▸ **Request**
Reproduce the listing that follows with no differences at all.

+++ Stored records

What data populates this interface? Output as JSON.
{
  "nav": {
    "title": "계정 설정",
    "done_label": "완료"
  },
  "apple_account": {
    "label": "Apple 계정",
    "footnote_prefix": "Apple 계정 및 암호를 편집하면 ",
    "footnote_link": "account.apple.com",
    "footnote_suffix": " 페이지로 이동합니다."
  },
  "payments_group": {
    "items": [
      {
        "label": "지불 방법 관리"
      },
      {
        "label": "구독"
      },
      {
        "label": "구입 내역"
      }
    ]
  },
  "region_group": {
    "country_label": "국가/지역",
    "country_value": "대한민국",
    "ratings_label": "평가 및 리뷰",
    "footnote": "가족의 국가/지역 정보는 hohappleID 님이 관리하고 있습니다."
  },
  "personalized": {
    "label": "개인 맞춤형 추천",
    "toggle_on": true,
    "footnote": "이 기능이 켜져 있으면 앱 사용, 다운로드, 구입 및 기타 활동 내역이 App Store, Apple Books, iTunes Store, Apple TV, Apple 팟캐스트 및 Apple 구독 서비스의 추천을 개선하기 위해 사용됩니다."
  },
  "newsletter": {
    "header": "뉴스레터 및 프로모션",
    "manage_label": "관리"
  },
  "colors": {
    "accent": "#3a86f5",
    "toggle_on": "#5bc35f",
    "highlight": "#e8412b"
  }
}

++++++

▸ **Complete output**
What data populates this interface? Output as JSON.
{
  "nav": {
    "title": "계정 설정",
    "done_label": "완료"
  },
  "apple_account": {
    "label": "Apple 계정",
    "footnote_prefix": "Apple 계정 및 암호를 편집하면 ",
    "footnote_link": "account.apple.com",
    "footnote_suffix": " 페이지로 이동합니다."
  },
  "payments_group": {
    "items": [
      {
        "label": "지불 방법 관리"
      },
      {
        "label": "구독"
      },
      {
        "label": "구입 내역"
      }
    ]
  },
  "region_group": {
    "country_label": "국가/지역",
    "country_value": "대한민국",
    "ratings_label": "평가 및 리뷰",
    "footnote": "가족의 국가/지역 정보는 hohappleID 님이 관리하고 있습니다."
  },
  "personalized": {
    "label": "개인 맞춤형 추천",
    "toggle_on": true,
    "footnote": "이 기능이 켜져 있으면 앱 사용, 다운로드, 구입 및 기타 활동 내역이 App Store, Apple Books, iTunes Store, Apple TV, Apple 팟캐스트 및 Apple 구독 서비스의 추천을 개선하기 위해 사용됩니다."
  },
  "newsletter": {
    "header": "뉴스레터 및 프로모션",
    "manage_label": "관리"
  },
  "colors": {
    "accent": "#3a86f5",
    "toggle_on": "#5bc35f",
    "highlight": "#e8412b"
  }
}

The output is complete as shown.